SHORT TASK.
Copy every line from the data below in which the string "행정복지센터" can be found.

RECORDS FOR THIS TASK.
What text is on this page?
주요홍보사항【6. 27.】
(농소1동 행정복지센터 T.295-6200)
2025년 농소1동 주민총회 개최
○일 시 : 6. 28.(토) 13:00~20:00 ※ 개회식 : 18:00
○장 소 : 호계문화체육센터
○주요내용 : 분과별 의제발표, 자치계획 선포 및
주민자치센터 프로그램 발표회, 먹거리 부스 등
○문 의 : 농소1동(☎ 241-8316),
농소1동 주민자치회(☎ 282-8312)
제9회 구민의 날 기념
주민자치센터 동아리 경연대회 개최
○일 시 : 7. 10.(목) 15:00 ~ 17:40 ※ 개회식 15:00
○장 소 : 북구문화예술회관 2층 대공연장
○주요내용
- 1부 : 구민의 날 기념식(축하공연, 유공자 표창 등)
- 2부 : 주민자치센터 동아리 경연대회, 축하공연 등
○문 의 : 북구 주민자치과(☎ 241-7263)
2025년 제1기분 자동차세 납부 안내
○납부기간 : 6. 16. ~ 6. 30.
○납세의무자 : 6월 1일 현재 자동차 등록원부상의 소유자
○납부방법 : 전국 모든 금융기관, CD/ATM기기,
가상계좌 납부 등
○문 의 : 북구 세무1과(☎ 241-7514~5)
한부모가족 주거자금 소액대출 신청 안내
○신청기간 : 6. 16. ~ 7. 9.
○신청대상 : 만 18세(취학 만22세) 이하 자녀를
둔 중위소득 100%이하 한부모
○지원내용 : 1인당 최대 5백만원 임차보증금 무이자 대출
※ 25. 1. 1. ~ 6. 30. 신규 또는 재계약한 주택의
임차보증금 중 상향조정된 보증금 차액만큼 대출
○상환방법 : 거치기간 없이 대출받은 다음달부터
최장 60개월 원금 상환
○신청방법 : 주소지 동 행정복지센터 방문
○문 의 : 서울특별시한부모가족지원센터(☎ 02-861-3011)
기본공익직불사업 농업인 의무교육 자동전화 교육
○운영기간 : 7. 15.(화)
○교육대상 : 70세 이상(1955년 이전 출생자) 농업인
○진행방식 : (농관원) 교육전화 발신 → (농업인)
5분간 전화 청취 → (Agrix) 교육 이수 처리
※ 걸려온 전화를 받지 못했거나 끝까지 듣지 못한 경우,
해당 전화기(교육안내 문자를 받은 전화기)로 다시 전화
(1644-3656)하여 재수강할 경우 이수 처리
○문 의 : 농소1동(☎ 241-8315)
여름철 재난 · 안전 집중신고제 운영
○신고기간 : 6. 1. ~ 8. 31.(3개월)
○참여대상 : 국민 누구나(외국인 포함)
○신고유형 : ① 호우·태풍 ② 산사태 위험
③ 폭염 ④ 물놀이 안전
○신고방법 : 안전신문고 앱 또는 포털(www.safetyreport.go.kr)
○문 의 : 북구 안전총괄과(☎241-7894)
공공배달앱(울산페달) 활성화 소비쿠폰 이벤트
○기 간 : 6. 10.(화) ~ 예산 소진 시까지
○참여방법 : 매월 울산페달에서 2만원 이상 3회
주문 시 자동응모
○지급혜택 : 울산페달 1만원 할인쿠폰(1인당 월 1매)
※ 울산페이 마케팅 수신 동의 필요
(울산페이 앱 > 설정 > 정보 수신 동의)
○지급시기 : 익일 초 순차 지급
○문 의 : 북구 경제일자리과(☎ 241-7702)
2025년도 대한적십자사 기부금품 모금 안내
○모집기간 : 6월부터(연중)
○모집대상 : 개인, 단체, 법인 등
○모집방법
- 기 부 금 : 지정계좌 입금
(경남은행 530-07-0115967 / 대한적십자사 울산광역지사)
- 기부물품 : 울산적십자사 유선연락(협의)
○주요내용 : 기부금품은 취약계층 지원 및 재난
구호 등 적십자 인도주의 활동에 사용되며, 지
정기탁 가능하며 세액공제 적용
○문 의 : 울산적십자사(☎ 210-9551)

SOLUTION FOR THIS PROBLEM.
(농소1동 행정복지센터 T.295-6200)
○신청방법 : 주소지 동 행정복지센터 방문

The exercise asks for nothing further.